INSTRUCTIONS TO FOLLOW: Send back the entries below exactly as they appear.

┌─ RECORDS SUPPLIED

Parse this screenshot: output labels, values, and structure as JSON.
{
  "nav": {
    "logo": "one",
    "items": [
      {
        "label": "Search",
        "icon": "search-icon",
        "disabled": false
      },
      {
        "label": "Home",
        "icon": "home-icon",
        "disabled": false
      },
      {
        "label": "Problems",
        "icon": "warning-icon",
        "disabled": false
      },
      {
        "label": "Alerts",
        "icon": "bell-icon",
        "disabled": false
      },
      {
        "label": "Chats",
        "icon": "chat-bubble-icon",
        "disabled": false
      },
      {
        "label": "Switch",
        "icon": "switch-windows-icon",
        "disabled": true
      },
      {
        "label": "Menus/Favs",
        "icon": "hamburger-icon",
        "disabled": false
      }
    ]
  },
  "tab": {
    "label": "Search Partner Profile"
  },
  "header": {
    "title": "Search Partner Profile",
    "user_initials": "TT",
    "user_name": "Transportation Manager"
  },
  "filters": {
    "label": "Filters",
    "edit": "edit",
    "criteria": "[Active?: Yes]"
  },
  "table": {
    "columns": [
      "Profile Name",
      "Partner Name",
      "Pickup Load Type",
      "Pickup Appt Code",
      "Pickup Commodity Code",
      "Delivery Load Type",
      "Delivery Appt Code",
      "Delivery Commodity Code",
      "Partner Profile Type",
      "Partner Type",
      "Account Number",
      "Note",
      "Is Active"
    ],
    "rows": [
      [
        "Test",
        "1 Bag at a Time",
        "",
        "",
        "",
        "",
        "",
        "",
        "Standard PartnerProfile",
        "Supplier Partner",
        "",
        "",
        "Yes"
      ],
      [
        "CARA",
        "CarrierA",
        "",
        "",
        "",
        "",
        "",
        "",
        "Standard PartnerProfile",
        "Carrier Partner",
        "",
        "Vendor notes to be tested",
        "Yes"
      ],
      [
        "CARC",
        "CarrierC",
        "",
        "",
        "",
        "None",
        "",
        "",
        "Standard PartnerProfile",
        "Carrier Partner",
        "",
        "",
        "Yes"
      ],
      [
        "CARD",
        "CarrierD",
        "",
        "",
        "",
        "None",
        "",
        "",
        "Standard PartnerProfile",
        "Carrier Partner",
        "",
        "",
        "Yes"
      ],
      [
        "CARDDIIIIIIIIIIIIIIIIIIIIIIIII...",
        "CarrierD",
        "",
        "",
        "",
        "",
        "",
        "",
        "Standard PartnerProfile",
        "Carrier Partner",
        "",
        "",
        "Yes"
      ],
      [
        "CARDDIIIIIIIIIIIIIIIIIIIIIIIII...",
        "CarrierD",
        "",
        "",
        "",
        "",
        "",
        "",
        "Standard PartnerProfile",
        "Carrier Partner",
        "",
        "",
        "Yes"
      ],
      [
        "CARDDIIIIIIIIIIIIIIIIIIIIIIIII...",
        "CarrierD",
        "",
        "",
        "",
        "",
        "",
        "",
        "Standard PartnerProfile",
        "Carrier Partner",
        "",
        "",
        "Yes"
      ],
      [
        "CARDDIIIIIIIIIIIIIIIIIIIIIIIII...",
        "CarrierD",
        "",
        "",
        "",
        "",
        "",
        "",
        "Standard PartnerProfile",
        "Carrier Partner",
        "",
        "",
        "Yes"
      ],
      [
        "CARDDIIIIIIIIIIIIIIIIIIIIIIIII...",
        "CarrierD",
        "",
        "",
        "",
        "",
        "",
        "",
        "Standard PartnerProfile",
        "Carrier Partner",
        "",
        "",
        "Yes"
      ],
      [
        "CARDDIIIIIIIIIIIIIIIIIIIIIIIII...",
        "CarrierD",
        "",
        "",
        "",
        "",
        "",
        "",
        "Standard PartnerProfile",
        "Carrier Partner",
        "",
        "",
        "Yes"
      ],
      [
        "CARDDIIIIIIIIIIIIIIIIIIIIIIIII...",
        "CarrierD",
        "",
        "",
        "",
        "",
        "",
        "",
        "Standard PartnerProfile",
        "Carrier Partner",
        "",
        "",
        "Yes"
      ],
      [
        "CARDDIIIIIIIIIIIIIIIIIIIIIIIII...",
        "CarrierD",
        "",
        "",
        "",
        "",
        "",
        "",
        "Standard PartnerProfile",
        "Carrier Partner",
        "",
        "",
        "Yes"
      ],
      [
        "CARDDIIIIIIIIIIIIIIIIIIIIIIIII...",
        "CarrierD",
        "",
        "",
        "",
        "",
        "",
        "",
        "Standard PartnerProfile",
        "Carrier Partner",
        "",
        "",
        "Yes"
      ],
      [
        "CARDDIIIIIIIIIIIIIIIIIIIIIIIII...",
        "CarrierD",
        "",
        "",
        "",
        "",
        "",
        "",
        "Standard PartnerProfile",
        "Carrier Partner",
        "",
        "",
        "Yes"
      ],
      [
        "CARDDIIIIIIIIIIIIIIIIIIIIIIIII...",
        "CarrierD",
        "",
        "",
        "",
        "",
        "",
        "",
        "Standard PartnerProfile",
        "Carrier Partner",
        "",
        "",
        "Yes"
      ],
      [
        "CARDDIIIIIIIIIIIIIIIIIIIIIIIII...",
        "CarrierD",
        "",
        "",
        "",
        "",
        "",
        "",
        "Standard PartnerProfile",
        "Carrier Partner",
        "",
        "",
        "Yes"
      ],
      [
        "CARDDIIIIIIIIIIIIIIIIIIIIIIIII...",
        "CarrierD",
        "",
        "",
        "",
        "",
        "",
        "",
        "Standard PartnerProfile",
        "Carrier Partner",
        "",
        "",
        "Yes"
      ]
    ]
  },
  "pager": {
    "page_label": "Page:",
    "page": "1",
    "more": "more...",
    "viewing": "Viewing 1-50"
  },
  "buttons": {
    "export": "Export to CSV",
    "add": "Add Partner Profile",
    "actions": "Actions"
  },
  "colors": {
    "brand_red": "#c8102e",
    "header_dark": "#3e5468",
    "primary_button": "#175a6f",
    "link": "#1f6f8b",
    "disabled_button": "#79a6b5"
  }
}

└─

THE REPLY:
Parse this screenshot: output labels, values, and structure as JSON.
{
  "nav": {
    "logo": "one",
    "items": [
      {
        "label": "Search",
        "icon": "search-icon",
        "disabled": false
      },
      {
        "label": "Home",
        "icon": "home-icon",
        "disabled": false
      },
      {
        "label": "Problems",
        "icon": "warning-icon",
        "disabled": false
      },
      {
        "label": "Alerts",
        "icon": "bell-icon",
        "disabled": false
      },
      {
        "label": "Chats",
        "icon": "chat-bubble-icon",
        "disabled": false
      },
      {
        "label": "Switch",
        "icon": "switch-windows-icon",
        "disabled": true
      },
      {
        "label": "Menus/Favs",
        "icon": "hamburger-icon",
        "disabled": false
      }
    ]
  },
  "tab": {
    "label": "Search Partner Profile"
  },
  "header": {
    "title": "Search Partner Profile",
    "user_initials": "TT",
    "user_name": "Transportation Manager"
  },
  "filters": {
    "label": "Filters",
    "edit": "edit",
    "criteria": "[Active?: Yes]"
  },
  "table": {
    "columns": [
      "Profile Name",
      "Partner Name",
      "Pickup Load Type",
      "Pickup Appt Code",
      "Pickup Commodity Code",
      "Delivery Load Type",
      "Delivery Appt Code",
      "Delivery Commodity Code",
      "Partner Profile Type",
      "Partner Type",
      "Account Number",
      "Note",
      "Is Active"
    ],
    "rows": [
      [
        "Test",
        "1 Bag at a Time",
        "",
        "",
        "",
        "",
        "",
        "",
        "Standard PartnerProfile",
        "Supplier Partner",
        "",
        "",
        "Yes"
      ],
      [
        "CARA",
        "CarrierA",
        "",
        "",
        "",
        "",
        "",
        "",
        "Standard PartnerProfile",
        "Carrier Partner",
        "",
        "Vendor notes to be tested",
        "Yes"
      ],
      [
        "CARC",
        "CarrierC",
        "",
        "",
        "",
        "None",
        "",
        "",
        "Standard PartnerProfile",
        "Carrier Partner",
        "",
        "",
        "Yes"
      ],
      [
        "CARD",
        "CarrierD",
        "",
        "",
        "",
        "None",
        "",
        "",
        "Standard PartnerProfile",
        "Carrier Partner",
        "",
        "",
        "Yes"
      ],
      [
        "CARDDIIIIIIIIIIIIIIIIIIIIIIIII...",
        "CarrierD",
        "",
        "",
        "",
        "",
        "",
        "",
        "Standard PartnerProfile",
        "Carrier Partner",
        "",
        "",
        "Yes"
      ],
      [
        "CARDDIIIIIIIIIIIIIIIIIIIIIIIII...",
        "CarrierD",
        "",
        "",
        "",
        "",
        "",
        "",
        "Standard PartnerProfile",
        "Carrier Partner",
        "",
        "",
        "Yes"
      ],
      [
        "CARDDIIIIIIIIIIIIIIIIIIIIIIIII...",
        "CarrierD",
        "",
        "",
        "",
        "",
        "",
        "",
        "Standard PartnerProfile",
        "Carrier Partner",
        "",
        "",
        "Yes"
      ],
      [
        "CARDDIIIIIIIIIIIIIIIIIIIIIIIII...",
        "CarrierD",
        "",
        "",
        "",
        "",
        "",
        "",
        "Standard PartnerProfile",
        "Carrier Partner",
        "",
        "",
        "Yes"
      ],
      [
        "CARDDIIIIIIIIIIIIIIIIIIIIIIIII...",
        "CarrierD",
        "",
        "",
        "",
        "",
        "",
        "",
        "Standard PartnerProfile",
        "Carrier Partner",
        "",
        "",
        "Yes"
      ],
      [
        "CARDDIIIIIIIIIIIIIIIIIIIIIIIII...",
        "CarrierD",
        "",
        "",
        "",
        "",
        "",
        "",
        "Standard PartnerProfile",
        "Carrier Partner",
        "",
        "",
        "Yes"
      ],
      [
        "CARDDIIIIIIIIIIIIIIIIIIIIIIIII...",
        "CarrierD",
        "",
        "",
        "",
        "",
        "",
        "",
        "Standard PartnerProfile",
        "Carrier Partner",
        "",
        "",
        "Yes"
      ],
      [
        "CARDDIIIIIIIIIIIIIIIIIIIIIIIII...",
        "CarrierD",
        "",
        "",
        "",
        "",
        "",
        "",
        "Standard PartnerProfile",
        "Carrier Partner",
        "",
        "",
        "Yes"
      ],
      [
        "CARDDIIIIIIIIIIIIIIIIIIIIIIIII...",
        "CarrierD",
        "",
        "",
        "",
        "",
        "",
        "",
        "Standard PartnerProfile",
        "Carrier Partner",
        "",
        "",
        "Yes"
      ],
      [
        "CARDDIIIIIIIIIIIIIIIIIIIIIIIII...",
        "CarrierD",
        "",
        "",
        "",
        "",
        "",
        "",
        "Standard PartnerProfile",
        "Carrier Partner",
        "",
        "",
        "Yes"
      ],
      [
        "CARDDIIIIIIIIIIIIIIIIIIIIIIIII...",
        "CarrierD",
        "",
        "",
        "",
        "",
        "",
        "",
        "Standard PartnerProfile",
        "Carrier Partner",
        "",
        "",
        "Yes"
      ],
      [
        "CARDDIIIIIIIIIIIIIIIIIIIIIIIII...",
        "CarrierD",
        "",
        "",
        "",
        "",
        "",
        "",
        "Standard PartnerProfile",
        "Carrier Partner",
        "",
        "",
        "Yes"
      ],
      [
        "CARDDIIIIIIIIIIIIIIIIIIIIIIIII...",
        "CarrierD",
        "",
        "",
        "",
        "",
        "",
        "",
        "Standard PartnerProfile",
        "Carrier Partner",
        "",
        "",
        "Yes"
      ]
    ]
  },
  "pager": {
    "page_label": "Page:",
    "page": "1",
    "more": "more...",
    "viewing": "Viewing 1-50"
  },
  "buttons": {
    "export": "Export to CSV",
    "add": "Add Partner Profile",
    "actions": "Actions"
  },
  "colors": {
    "brand_red": "#c8102e",
    "header_dark": "#3e5468",
    "primary_button": "#175a6f",
    "link": "#1f6f8b",
    "disabled_button": "#79a6b5"
  }
}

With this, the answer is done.